### WRITTEN TASK
Copy nothing but the text: repeat each entry exactly and drop the images.
══ LISTING
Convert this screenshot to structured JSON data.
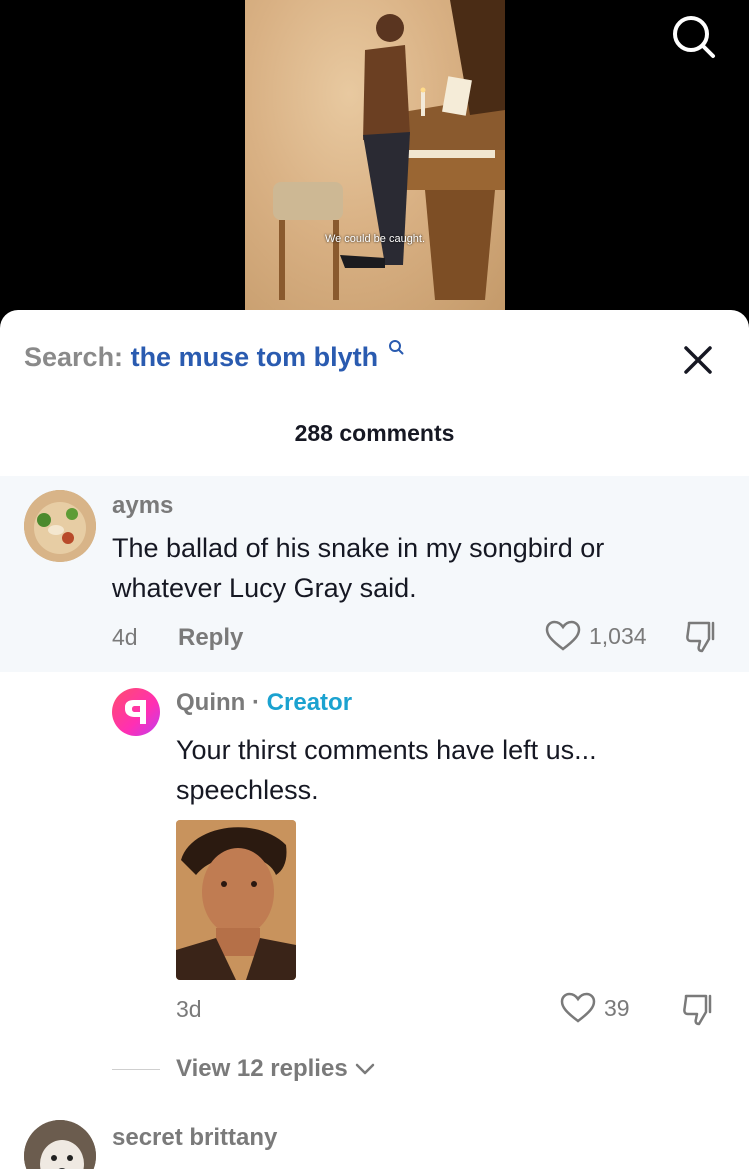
{
  "video": {
    "caption": "We could be caught."
  },
  "header": {
    "search_label": "Search:",
    "search_term": "the muse tom blyth"
  },
  "comments_count": "288 comments",
  "comments": [
    {
      "username": "ayms",
      "text_line1": "The ballad of his snake in my songbird or",
      "text_line2": "whatever Lucy Gray said.",
      "time": "4d",
      "reply_label": "Reply",
      "likes": "1,034"
    }
  ],
  "reply": {
    "username": "Quinn",
    "separator": "·",
    "badge": "Creator",
    "text_line1": "Your thirst comments have left us...",
    "text_line2": "speechless.",
    "time": "3d",
    "likes": "39"
  },
  "view_replies": "View 12 replies",
  "next_comment": {
    "username": "secret brittany"
  },
  "colors": {
    "accent_blue": "#2a5bb0",
    "creator_cyan": "#1ba2d0",
    "highlight_bg": "#f5f8fb"
  }
}
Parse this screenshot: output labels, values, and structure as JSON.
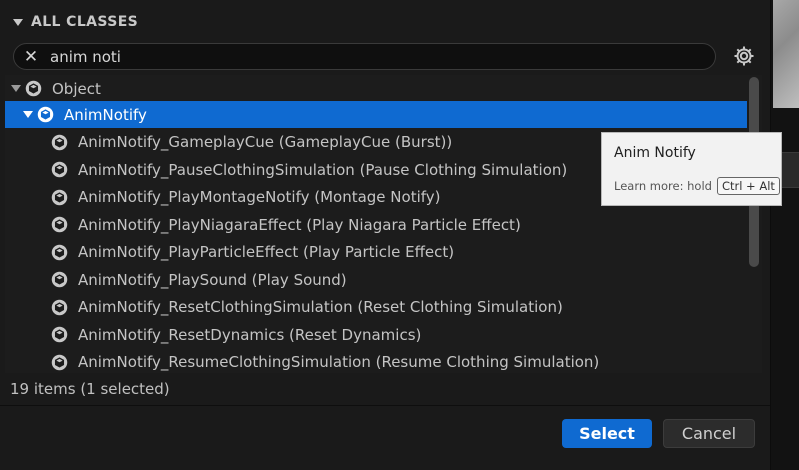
{
  "section": {
    "title": "ALL CLASSES"
  },
  "search": {
    "value": "anim noti",
    "clear_icon": "close-icon"
  },
  "settings": {
    "icon": "gear-icon"
  },
  "tree": {
    "root": {
      "label": "Object",
      "expanded": true
    },
    "selected_node": {
      "label": "AnimNotify",
      "expanded": true
    },
    "children": [
      "AnimNotify_GameplayCue (GameplayCue (Burst))",
      "AnimNotify_PauseClothingSimulation (Pause Clothing Simulation)",
      "AnimNotify_PlayMontageNotify (Montage Notify)",
      "AnimNotify_PlayNiagaraEffect (Play Niagara Particle Effect)",
      "AnimNotify_PlayParticleEffect (Play Particle Effect)",
      "AnimNotify_PlaySound (Play Sound)",
      "AnimNotify_ResetClothingSimulation (Reset Clothing Simulation)",
      "AnimNotify_ResetDynamics (Reset Dynamics)",
      "AnimNotify_ResumeClothingSimulation (Resume Clothing Simulation)"
    ]
  },
  "status": "19 items (1 selected)",
  "buttons": {
    "select": "Select",
    "cancel": "Cancel"
  },
  "tooltip": {
    "title": "Anim Notify",
    "hint": "Learn more: hold",
    "shortcut": "Ctrl + Alt"
  },
  "colors": {
    "accent": "#0f6ad1",
    "background": "#1a1a1a",
    "tooltip_bg": "#f2f2f2"
  }
}
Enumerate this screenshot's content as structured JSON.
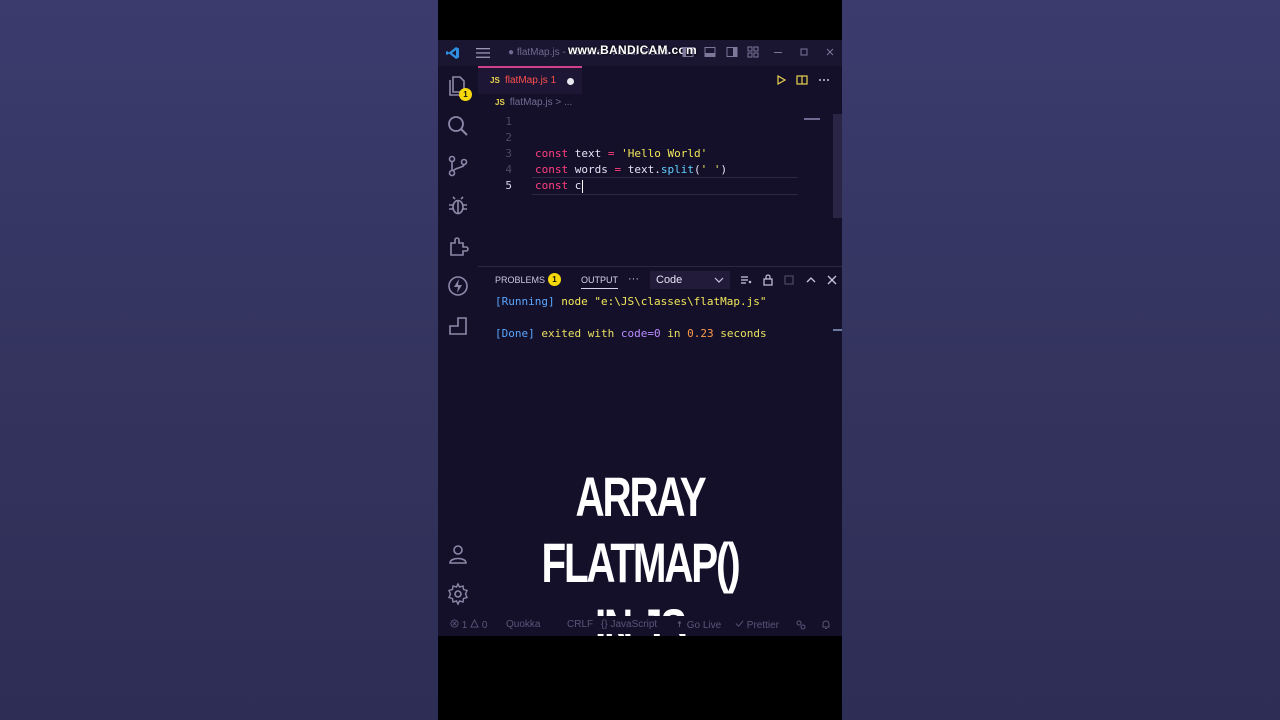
{
  "watermark": "www.BANDICAM.com",
  "titlebar": {
    "title": "● flatMap.js - classes - Visual Studio"
  },
  "activity_bar": {
    "explorer_badge": "1"
  },
  "tab": {
    "lang": "JS",
    "name": "flatMap.js 1"
  },
  "breadcrumb": {
    "lang": "JS",
    "file": "flatMap.js",
    "sep": "> ..."
  },
  "editor": {
    "lines": [
      {
        "num": "1"
      },
      {
        "num": "2"
      },
      {
        "num": "3",
        "kw": "const",
        "name": " text ",
        "op": "=",
        "str": " 'Hello World'"
      },
      {
        "num": "4",
        "kw": "const",
        "name": " words ",
        "op": "=",
        "rest1": " text.",
        "fn": "split",
        "rest2": "(",
        "str": "' '",
        "rest3": ")"
      },
      {
        "num": "5",
        "kw": "const",
        "name": " c"
      }
    ]
  },
  "panel": {
    "problems_label": "PROBLEMS",
    "problems_count": "1",
    "output_label": "OUTPUT",
    "more": "···",
    "select_value": "Code",
    "output": {
      "running_tag": "[Running]",
      "running_cmd": " node \"e:\\JS\\classes\\flatMap.js\"",
      "done_tag": "[Done]",
      "exited": " exited with ",
      "code": "code=0",
      "in": " in ",
      "secs": "0.23",
      "seconds": " seconds"
    }
  },
  "overlay": {
    "line1": "ARRAY",
    "line2": "FLATMAP()",
    "line3": "IN JS"
  },
  "statusbar": {
    "errors": "1",
    "warnings": "0",
    "quokka": "Quokka",
    "eol": "CRLF",
    "lang": "JavaScript",
    "golive": "Go Live",
    "prettier": "Prettier"
  },
  "colors": {
    "editor_bg": "#15102a",
    "keyword": "#ff3f7f",
    "string": "#f1e75a",
    "function": "#5fd1ff",
    "badge": "#f5d90a",
    "tab_error": "#ff4f4f"
  }
}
════
### SOLUTION TO THE EXERCISE
Convert this screenshot to structured JSON data.
{
  "video": {
    "caption": "We could be caught."
  },
  "header": {
    "search_label": "Search:",
    "search_term": "the muse tom blyth"
  },
  "comments_count": "288 comments",
  "comments": [
    {
      "username": "ayms",
      "text_line1": "The ballad of his snake in my songbird or",
      "text_line2": "whatever Lucy Gray said.",
      "time": "4d",
      "reply_label": "Reply",
      "likes": "1,034"
    }
  ],
  "reply": {
    "username": "Quinn",
    "separator": "·",
    "badge": "Creator",
    "text_line1": "Your thirst comments have left us...",
    "text_line2": "speechless.",
    "time": "3d",
    "likes": "39"
  },
  "view_replies": "View 12 replies",
  "next_comment": {
    "username": "secret brittany"
  },
  "colors": {
    "accent_blue": "#2a5bb0",
    "creator_cyan": "#1ba2d0",
    "highlight_bg": "#f5f8fb"
  }
}
Parse this screenshot: output labels, values, and structure as JSON.
{
  "section": {
    "title": "ALL CLASSES"
  },
  "search": {
    "value": "anim noti",
    "clear_icon": "close-icon"
  },
  "settings": {
    "icon": "gear-icon"
  },
  "tree": {
    "root": {
      "label": "Object",
      "expanded": true
    },
    "selected_node": {
      "label": "AnimNotify",
      "expanded": true
    },
    "children": [
      "AnimNotify_GameplayCue (GameplayCue (Burst))",
      "AnimNotify_PauseClothingSimulation (Pause Clothing Simulation)",
      "AnimNotify_PlayMontageNotify (Montage Notify)",
      "AnimNotify_PlayNiagaraEffect (Play Niagara Particle Effect)",
      "AnimNotify_PlayParticleEffect (Play Particle Effect)",
      "AnimNotify_PlaySound (Play Sound)",
      "AnimNotify_ResetClothingSimulation (Reset Clothing Simulation)",
      "AnimNotify_ResetDynamics (Reset Dynamics)",
      "AnimNotify_ResumeClothingSimulation (Resume Clothing Simulation)"
    ]
  },
  "status": "19 items (1 selected)",
  "buttons": {
    "select": "Select",
    "cancel": "Cancel"
  },
  "tooltip": {
    "title": "Anim Notify",
    "hint": "Learn more: hold",
    "shortcut": "Ctrl + Alt"
  },
  "colors": {
    "accent": "#0f6ad1",
    "background": "#1a1a1a",
    "tooltip_bg": "#f2f2f2"
  }
}
Enumerate this screenshot's content as structured JSON.
{
  "watermark": "www.BANDICAM.com",
  "titlebar": {
    "title": "● flatMap.js - classes - Visual Studio"
  },
  "activity_bar": {
    "explorer_badge": "1"
  },
  "tab": {
    "lang": "JS",
    "name": "flatMap.js 1"
  },
  "breadcrumb": {
    "lang": "JS",
    "file": "flatMap.js",
    "sep": "> ..."
  },
  "editor": {
    "lines": [
      {
        "num": "1"
      },
      {
        "num": "2"
      },
      {
        "num": "3",
        "kw": "const",
        "name": " text ",
        "op": "=",
        "str": " 'Hello World'"
      },
      {
        "num": "4",
        "kw": "const",
        "name": " words ",
        "op": "=",
        "rest1": " text.",
        "fn": "split",
        "rest2": "(",
        "str": "' '",
        "rest3": ")"
      },
      {
        "num": "5",
        "kw": "const",
        "name": " c"
      }
    ]
  },
  "panel": {
    "problems_label": "PROBLEMS",
    "problems_count": "1",
    "output_label": "OUTPUT",
    "more": "···",
    "select_value": "Code",
    "output": {
      "running_tag": "[Running]",
      "running_cmd": " node \"e:\\JS\\classes\\flatMap.js\"",
      "done_tag": "[Done]",
      "exited": " exited with ",
      "code": "code=0",
      "in": " in ",
      "secs": "0.23",
      "seconds": " seconds"
    }
  },
  "overlay": {
    "line1": "ARRAY",
    "line2": "FLATMAP()",
    "line3": "IN JS"
  },
  "statusbar": {
    "errors": "1",
    "warnings": "0",
    "quokka": "Quokka",
    "eol": "CRLF",
    "lang": "JavaScript",
    "golive": "Go Live",
    "prettier": "Prettier"
  },
  "colors": {
    "editor_bg": "#15102a",
    "keyword": "#ff3f7f",
    "string": "#f1e75a",
    "function": "#5fd1ff",
    "badge": "#f5d90a",
    "tab_error": "#ff4f4f"
  }
}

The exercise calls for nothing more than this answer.